>> START Data supplied
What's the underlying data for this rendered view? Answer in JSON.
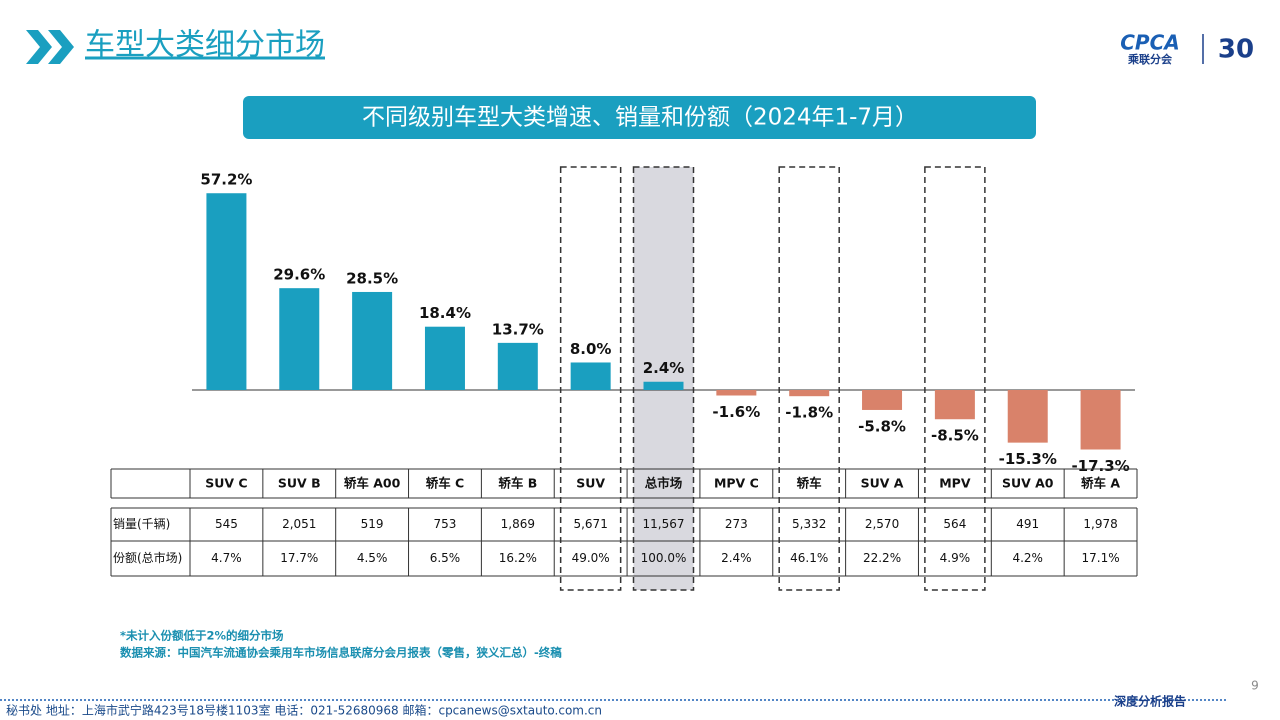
{
  "header": {
    "title": "车型大类细分市场"
  },
  "logo": {
    "brand": "CPCA",
    "name": "乘联分会",
    "anniversary": "30"
  },
  "chart_data": {
    "type": "bar",
    "title": "不同级别车型大类增速、销量和份额（2024年1-7月）",
    "categories": [
      "SUV C",
      "SUV B",
      "轿车 A00",
      "轿车 C",
      "轿车 B",
      "SUV",
      "总市场",
      "MPV C",
      "轿车",
      "SUV A",
      "MPV",
      "SUV A0",
      "轿车 A"
    ],
    "values": [
      57.2,
      29.6,
      28.5,
      18.4,
      13.7,
      8.0,
      2.4,
      -1.6,
      -1.8,
      -5.8,
      -8.5,
      -15.3,
      -17.3
    ],
    "value_labels": [
      "57.2%",
      "29.6%",
      "28.5%",
      "18.4%",
      "13.7%",
      "8.0%",
      "2.4%",
      "-1.6%",
      "-1.8%",
      "-5.8%",
      "-8.5%",
      "-15.3%",
      "-17.3%"
    ],
    "color": "#1a9fc0",
    "negative_color": "#d9826a"
  },
  "table": {
    "rows": [
      {
        "label": "销量(千辆)",
        "cells": [
          "545",
          "2,051",
          "519",
          "753",
          "1,869",
          "5,671",
          "11,567",
          "273",
          "5,332",
          "2,570",
          "564",
          "491",
          "1,978"
        ]
      },
      {
        "label": "份额(总市场)",
        "cells": [
          "4.7%",
          "17.7%",
          "4.5%",
          "6.5%",
          "16.2%",
          "49.0%",
          "100.0%",
          "2.4%",
          "46.1%",
          "22.2%",
          "4.9%",
          "4.2%",
          "17.1%"
        ]
      }
    ]
  },
  "notes": [
    "*未计入份额低于2%的细分市场",
    "数据来源：中国汽车流通协会乘用车市场信息联席分会月报表（零售，狭义汇总）-终稿"
  ],
  "footer": {
    "address": "秘书处   地址：上海市武宁路423号18号楼1103室   电话：021-52680968   邮箱：cpcanews@sxtauto.com.cn",
    "tag": "深度分析报告",
    "page": "9"
  }
}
>> END Data supplied
**Problem to work on:**
Print each entry shown above with exact wording and no pictures.

**Solution for this exercise:**
What's the underlying data for this rendered view? Answer in JSON.
{
  "header": {
    "title": "车型大类细分市场"
  },
  "logo": {
    "brand": "CPCA",
    "name": "乘联分会",
    "anniversary": "30"
  },
  "chart_data": {
    "type": "bar",
    "title": "不同级别车型大类增速、销量和份额（2024年1-7月）",
    "categories": [
      "SUV C",
      "SUV B",
      "轿车 A00",
      "轿车 C",
      "轿车 B",
      "SUV",
      "总市场",
      "MPV C",
      "轿车",
      "SUV A",
      "MPV",
      "SUV A0",
      "轿车 A"
    ],
    "values": [
      57.2,
      29.6,
      28.5,
      18.4,
      13.7,
      8.0,
      2.4,
      -1.6,
      -1.8,
      -5.8,
      -8.5,
      -15.3,
      -17.3
    ],
    "value_labels": [
      "57.2%",
      "29.6%",
      "28.5%",
      "18.4%",
      "13.7%",
      "8.0%",
      "2.4%",
      "-1.6%",
      "-1.8%",
      "-5.8%",
      "-8.5%",
      "-15.3%",
      "-17.3%"
    ],
    "color": "#1a9fc0",
    "negative_color": "#d9826a"
  },
  "table": {
    "rows": [
      {
        "label": "销量(千辆)",
        "cells": [
          "545",
          "2,051",
          "519",
          "753",
          "1,869",
          "5,671",
          "11,567",
          "273",
          "5,332",
          "2,570",
          "564",
          "491",
          "1,978"
        ]
      },
      {
        "label": "份额(总市场)",
        "cells": [
          "4.7%",
          "17.7%",
          "4.5%",
          "6.5%",
          "16.2%",
          "49.0%",
          "100.0%",
          "2.4%",
          "46.1%",
          "22.2%",
          "4.9%",
          "4.2%",
          "17.1%"
        ]
      }
    ]
  },
  "notes": [
    "*未计入份额低于2%的细分市场",
    "数据来源：中国汽车流通协会乘用车市场信息联席分会月报表（零售，狭义汇总）-终稿"
  ],
  "footer": {
    "address": "秘书处   地址：上海市武宁路423号18号楼1103室   电话：021-52680968   邮箱：cpcanews@sxtauto.com.cn",
    "tag": "深度分析报告",
    "page": "9"
  }
}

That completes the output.